> [Stated problem] Word for word, quote all of the material, omitting the pictures.

> [Records to use]
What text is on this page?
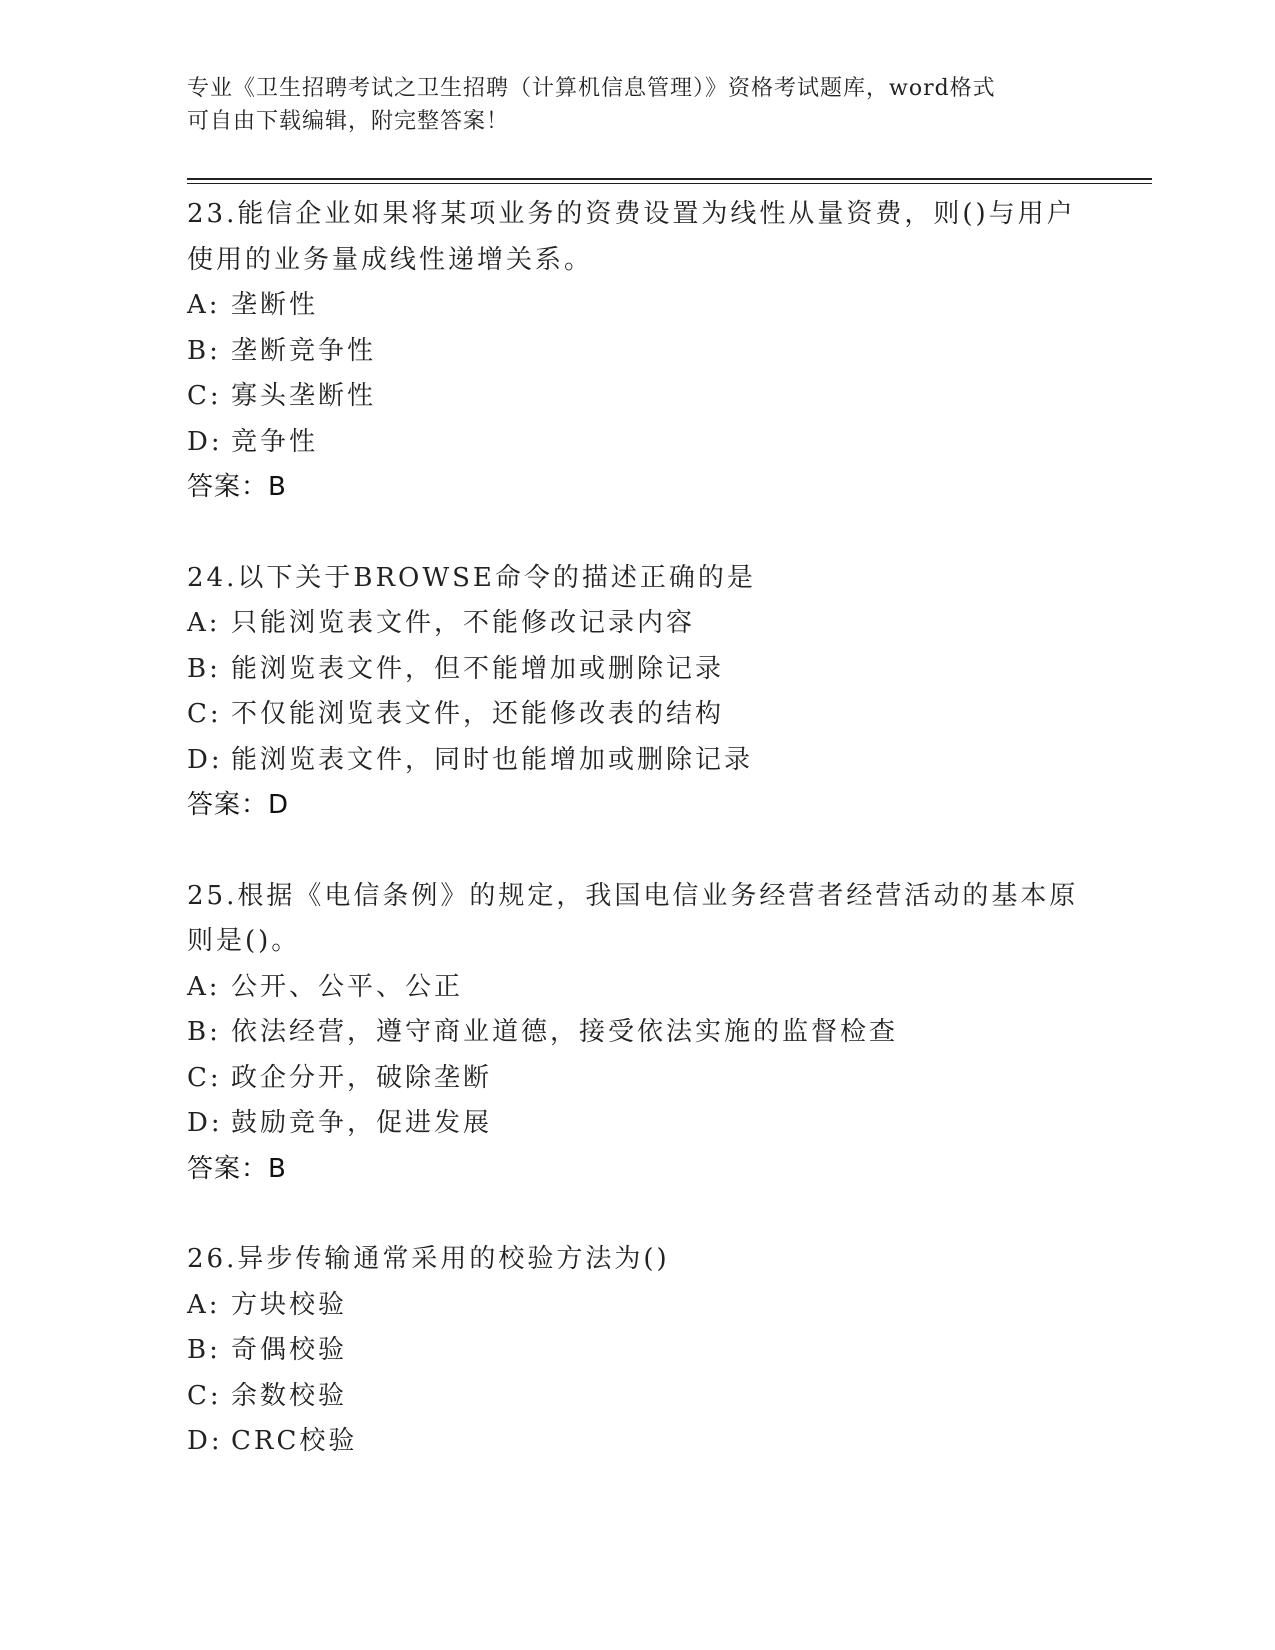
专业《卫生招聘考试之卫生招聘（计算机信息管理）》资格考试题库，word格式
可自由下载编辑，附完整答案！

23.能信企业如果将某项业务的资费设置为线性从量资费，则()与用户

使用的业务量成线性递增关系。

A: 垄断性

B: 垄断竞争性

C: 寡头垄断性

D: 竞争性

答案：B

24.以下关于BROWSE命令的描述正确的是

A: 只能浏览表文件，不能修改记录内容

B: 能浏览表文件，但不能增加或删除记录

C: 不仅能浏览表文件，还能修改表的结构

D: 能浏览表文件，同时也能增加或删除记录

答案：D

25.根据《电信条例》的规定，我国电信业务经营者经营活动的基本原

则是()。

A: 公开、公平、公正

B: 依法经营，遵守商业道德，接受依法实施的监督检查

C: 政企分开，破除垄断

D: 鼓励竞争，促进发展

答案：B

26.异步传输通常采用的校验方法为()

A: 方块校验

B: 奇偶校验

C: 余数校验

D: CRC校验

> [Written reply]
What text is on this page?
专业《卫生招聘考试之卫生招聘（计算机信息管理）》资格考试题库，word格式
可自由下载编辑，附完整答案！

23.能信企业如果将某项业务的资费设置为线性从量资费，则()与用户

使用的业务量成线性递增关系。

A: 垄断性

B: 垄断竞争性

C: 寡头垄断性

D: 竞争性

答案：B

24.以下关于BROWSE命令的描述正确的是

A: 只能浏览表文件，不能修改记录内容

B: 能浏览表文件，但不能增加或删除记录

C: 不仅能浏览表文件，还能修改表的结构

D: 能浏览表文件，同时也能增加或删除记录

答案：D

25.根据《电信条例》的规定，我国电信业务经营者经营活动的基本原

则是()。

A: 公开、公平、公正

B: 依法经营，遵守商业道德，接受依法实施的监督检查

C: 政企分开，破除垄断

D: 鼓励竞争，促进发展

答案：B

26.异步传输通常采用的校验方法为()

A: 方块校验

B: 奇偶校验

C: 余数校验

D: CRC校验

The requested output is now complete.